Description of the task
Pull out every line below that holds the word "Reschg".

--- START Listed records ---

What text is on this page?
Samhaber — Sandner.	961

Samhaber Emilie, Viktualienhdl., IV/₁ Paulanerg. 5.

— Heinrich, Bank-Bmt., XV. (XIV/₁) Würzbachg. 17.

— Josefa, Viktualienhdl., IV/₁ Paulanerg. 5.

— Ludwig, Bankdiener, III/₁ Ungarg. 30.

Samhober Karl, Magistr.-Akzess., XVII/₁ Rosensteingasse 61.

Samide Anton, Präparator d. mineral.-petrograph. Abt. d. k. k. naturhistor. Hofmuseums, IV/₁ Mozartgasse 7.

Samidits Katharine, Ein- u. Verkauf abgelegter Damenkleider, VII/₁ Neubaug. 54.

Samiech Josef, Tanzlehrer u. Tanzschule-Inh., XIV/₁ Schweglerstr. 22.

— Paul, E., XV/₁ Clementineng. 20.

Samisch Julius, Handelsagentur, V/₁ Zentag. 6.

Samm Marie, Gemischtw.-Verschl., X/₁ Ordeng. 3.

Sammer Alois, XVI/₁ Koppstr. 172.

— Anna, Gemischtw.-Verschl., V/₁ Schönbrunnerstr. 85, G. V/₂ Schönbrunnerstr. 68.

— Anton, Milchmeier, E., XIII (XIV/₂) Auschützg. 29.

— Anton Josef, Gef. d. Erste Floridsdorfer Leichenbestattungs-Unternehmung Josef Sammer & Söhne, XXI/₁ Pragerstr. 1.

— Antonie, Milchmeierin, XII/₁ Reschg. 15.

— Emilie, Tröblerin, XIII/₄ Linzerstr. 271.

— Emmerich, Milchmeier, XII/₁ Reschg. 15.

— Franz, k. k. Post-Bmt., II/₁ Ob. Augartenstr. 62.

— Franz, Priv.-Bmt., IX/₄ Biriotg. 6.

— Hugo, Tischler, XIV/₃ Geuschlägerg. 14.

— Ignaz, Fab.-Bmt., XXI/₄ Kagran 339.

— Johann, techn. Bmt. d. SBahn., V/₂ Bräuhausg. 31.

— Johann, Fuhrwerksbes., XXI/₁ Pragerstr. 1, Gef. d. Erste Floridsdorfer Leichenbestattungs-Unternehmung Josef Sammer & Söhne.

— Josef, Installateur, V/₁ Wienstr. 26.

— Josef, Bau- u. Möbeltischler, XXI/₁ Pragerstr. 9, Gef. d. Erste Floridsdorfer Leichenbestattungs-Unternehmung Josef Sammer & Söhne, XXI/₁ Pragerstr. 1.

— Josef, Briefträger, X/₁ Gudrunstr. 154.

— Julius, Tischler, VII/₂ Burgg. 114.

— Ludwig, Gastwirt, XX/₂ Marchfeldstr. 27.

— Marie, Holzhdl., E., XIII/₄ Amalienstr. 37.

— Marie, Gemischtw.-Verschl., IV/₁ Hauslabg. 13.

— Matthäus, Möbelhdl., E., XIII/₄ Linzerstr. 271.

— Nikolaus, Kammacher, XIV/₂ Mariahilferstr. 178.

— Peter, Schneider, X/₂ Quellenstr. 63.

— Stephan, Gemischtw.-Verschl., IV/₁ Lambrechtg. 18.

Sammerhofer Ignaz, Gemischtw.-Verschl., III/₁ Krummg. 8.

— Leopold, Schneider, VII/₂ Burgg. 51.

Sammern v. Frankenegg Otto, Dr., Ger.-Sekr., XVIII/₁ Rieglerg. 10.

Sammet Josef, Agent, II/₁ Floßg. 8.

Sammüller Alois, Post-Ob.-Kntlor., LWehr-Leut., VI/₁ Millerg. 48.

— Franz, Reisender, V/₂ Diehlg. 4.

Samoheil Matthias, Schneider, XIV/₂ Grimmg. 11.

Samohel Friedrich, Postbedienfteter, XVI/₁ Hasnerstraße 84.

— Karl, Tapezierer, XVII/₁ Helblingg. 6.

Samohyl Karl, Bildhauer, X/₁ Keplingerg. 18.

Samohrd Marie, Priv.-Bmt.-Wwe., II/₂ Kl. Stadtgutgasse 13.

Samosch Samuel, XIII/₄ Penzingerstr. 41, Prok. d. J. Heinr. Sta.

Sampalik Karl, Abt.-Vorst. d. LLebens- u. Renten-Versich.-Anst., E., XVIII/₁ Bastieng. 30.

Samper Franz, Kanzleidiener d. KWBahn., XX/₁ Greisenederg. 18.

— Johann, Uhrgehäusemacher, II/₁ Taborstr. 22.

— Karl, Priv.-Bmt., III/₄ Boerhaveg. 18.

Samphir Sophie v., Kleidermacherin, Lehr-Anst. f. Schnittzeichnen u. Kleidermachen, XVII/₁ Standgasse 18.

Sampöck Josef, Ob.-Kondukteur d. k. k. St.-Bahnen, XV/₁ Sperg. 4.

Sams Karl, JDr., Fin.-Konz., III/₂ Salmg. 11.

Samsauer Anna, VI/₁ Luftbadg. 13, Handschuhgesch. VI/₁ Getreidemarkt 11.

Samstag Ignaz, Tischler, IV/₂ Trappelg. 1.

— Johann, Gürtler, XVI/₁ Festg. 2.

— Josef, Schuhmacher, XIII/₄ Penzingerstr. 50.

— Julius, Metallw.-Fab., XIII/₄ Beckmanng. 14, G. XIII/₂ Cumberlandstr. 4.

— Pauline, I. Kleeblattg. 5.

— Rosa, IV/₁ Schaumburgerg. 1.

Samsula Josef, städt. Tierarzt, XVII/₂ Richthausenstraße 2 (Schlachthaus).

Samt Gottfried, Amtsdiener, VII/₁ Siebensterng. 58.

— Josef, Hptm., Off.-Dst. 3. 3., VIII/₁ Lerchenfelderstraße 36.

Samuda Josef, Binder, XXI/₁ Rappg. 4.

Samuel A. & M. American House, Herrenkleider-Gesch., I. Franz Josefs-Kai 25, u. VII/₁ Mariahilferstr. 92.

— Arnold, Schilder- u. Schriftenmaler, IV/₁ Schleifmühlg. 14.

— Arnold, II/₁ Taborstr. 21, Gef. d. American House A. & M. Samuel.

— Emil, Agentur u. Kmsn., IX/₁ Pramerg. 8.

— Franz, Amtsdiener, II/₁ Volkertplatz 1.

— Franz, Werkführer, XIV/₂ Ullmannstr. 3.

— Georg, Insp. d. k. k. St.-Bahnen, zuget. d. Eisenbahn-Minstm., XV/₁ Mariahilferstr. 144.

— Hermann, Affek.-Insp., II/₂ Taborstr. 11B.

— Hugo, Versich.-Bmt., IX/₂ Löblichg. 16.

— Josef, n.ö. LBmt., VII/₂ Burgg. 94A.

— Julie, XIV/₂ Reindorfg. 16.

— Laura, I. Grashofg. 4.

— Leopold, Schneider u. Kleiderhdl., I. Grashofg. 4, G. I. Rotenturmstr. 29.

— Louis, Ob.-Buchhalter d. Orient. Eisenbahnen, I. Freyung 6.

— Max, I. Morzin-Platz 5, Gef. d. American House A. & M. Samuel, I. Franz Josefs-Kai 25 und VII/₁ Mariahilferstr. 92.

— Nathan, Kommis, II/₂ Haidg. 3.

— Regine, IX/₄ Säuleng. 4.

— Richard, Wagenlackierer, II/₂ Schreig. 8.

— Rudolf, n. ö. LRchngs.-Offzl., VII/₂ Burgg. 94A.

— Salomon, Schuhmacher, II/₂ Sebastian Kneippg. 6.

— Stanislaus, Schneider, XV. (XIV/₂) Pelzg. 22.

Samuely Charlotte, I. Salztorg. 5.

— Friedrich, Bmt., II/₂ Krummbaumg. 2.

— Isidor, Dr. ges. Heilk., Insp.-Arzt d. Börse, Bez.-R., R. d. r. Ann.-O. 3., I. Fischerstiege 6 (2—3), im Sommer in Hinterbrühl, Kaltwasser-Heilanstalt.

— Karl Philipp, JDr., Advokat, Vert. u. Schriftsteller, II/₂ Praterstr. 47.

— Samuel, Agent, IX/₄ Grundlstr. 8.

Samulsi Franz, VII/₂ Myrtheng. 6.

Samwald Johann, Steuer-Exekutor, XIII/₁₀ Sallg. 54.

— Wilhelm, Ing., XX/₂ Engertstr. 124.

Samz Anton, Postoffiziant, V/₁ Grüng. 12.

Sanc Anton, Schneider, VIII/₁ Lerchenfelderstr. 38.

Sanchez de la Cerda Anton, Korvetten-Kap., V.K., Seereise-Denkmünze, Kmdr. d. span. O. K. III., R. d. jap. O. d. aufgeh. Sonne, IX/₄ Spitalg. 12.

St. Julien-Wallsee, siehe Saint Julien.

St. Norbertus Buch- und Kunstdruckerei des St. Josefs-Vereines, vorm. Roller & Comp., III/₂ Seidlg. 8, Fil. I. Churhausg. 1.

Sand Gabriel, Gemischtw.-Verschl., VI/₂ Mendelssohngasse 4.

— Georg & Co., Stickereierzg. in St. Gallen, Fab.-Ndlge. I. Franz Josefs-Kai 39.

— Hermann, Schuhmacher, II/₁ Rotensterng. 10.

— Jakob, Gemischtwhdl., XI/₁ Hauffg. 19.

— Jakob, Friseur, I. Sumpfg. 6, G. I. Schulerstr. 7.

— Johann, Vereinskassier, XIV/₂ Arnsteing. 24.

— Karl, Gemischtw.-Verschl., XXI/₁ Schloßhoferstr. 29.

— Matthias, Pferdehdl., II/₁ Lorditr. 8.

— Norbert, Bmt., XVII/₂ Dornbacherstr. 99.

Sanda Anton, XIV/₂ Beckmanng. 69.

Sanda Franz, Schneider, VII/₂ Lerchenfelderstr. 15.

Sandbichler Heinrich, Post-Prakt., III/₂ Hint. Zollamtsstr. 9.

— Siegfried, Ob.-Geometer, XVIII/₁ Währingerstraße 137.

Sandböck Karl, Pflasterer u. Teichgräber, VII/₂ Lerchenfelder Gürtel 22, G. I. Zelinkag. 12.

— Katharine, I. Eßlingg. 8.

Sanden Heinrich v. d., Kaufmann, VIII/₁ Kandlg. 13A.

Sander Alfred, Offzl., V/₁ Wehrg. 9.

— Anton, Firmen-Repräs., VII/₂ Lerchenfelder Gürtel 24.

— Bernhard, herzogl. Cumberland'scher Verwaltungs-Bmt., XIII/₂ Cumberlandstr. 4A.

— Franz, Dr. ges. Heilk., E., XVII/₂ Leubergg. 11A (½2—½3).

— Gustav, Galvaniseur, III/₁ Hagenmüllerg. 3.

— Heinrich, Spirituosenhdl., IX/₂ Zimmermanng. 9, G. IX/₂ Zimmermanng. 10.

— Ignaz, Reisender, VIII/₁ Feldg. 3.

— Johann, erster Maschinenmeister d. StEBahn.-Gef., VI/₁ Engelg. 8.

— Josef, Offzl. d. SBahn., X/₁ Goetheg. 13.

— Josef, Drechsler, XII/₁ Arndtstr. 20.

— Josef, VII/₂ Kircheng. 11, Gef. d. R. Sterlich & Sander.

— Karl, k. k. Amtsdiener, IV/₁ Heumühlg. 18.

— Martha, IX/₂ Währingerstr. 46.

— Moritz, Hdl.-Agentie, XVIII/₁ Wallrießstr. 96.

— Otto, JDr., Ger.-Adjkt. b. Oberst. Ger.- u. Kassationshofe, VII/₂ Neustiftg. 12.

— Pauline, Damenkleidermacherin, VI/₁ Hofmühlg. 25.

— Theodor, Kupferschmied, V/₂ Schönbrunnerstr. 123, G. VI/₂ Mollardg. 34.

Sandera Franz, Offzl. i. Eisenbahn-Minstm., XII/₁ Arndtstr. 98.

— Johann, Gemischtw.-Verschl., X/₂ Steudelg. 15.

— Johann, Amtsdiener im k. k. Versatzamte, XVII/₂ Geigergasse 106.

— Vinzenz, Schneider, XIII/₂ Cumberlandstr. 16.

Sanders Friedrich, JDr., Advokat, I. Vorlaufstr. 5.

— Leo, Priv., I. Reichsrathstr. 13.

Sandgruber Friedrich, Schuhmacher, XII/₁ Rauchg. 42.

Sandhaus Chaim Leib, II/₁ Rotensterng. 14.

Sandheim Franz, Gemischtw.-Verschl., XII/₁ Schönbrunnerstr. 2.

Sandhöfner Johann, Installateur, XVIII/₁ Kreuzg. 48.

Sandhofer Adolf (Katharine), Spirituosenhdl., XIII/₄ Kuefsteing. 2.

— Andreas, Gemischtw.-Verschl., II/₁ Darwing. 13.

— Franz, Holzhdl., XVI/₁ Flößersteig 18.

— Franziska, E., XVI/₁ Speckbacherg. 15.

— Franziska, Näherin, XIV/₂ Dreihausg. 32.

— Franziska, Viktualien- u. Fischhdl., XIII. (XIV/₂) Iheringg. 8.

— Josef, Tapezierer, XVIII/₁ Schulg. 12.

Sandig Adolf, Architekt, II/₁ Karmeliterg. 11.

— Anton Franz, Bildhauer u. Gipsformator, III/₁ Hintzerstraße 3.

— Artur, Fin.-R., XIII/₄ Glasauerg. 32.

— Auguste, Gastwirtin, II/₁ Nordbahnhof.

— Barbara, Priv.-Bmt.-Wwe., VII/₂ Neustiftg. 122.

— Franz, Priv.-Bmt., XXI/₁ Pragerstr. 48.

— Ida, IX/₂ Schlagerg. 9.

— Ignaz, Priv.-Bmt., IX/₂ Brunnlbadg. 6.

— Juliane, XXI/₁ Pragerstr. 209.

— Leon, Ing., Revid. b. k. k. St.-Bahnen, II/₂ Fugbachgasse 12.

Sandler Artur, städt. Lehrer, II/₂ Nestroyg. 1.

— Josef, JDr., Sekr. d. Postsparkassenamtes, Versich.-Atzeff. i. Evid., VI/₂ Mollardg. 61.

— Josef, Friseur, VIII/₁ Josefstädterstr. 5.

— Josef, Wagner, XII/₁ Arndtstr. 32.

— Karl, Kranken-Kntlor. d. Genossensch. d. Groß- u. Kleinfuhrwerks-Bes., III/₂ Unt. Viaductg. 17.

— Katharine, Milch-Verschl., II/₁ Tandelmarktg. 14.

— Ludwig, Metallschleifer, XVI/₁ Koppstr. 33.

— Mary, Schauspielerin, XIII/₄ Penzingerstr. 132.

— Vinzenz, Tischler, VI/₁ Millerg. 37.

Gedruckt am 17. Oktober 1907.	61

--- END Listed records ---

Task response
— Antonie, Milchmeierin, XII/₁ Reschg. 15.
— Emmerich, Milchmeier, XII/₁ Reschg. 15.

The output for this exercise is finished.